-- START Task data --

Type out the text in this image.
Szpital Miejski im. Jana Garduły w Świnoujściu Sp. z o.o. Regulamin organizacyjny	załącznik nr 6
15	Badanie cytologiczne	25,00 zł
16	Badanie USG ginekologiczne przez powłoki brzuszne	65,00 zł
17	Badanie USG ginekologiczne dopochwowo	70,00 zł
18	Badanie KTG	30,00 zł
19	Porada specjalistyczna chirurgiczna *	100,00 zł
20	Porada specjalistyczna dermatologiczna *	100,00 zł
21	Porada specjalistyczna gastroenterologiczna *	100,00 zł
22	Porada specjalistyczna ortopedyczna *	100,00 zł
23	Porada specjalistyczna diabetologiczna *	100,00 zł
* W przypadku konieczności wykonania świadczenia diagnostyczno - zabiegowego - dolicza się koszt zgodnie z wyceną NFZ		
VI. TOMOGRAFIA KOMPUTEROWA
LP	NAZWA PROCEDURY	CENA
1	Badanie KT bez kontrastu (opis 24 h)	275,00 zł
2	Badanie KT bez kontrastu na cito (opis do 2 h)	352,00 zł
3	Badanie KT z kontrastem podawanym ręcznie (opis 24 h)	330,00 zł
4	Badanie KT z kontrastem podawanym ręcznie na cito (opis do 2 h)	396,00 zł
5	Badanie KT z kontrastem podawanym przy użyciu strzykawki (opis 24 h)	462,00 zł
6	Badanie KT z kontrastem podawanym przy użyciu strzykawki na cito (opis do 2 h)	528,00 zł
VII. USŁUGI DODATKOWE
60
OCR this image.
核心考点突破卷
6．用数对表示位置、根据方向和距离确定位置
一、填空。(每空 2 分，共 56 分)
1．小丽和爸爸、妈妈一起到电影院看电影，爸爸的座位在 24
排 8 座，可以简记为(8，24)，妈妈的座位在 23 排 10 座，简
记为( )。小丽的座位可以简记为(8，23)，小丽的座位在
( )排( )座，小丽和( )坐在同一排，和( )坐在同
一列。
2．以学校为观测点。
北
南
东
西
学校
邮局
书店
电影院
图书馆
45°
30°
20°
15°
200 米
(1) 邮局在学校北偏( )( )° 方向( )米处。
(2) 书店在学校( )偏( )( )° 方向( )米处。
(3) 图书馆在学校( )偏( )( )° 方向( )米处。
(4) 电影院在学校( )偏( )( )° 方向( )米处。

-- END Task data --

* **Challenge**:
Quote only the lines from the line containing "OCR this image." through the end of the listing, please, keeping both the first and the last line.

* **Written solution**:
OCR this image.
核心考点突破卷
6．用数对表示位置、根据方向和距离确定位置
一、填空。(每空 2 分，共 56 分)
1．小丽和爸爸、妈妈一起到电影院看电影，爸爸的座位在 24
排 8 座，可以简记为(8，24)，妈妈的座位在 23 排 10 座，简
记为( )。小丽的座位可以简记为(8，23)，小丽的座位在
( )排( )座，小丽和( )坐在同一排，和( )坐在同
一列。
2．以学校为观测点。
北
南
东
西
学校
邮局
书店
电影院
图书馆
45°
30°
20°
15°
200 米
(1) 邮局在学校北偏( )( )° 方向( )米处。
(2) 书店在学校( )偏( )( )° 方向( )米处。
(3) 图书馆在学校( )偏( )( )° 方向( )米处。
(4) 电影院在学校( )偏( )( )° 方向( )米处。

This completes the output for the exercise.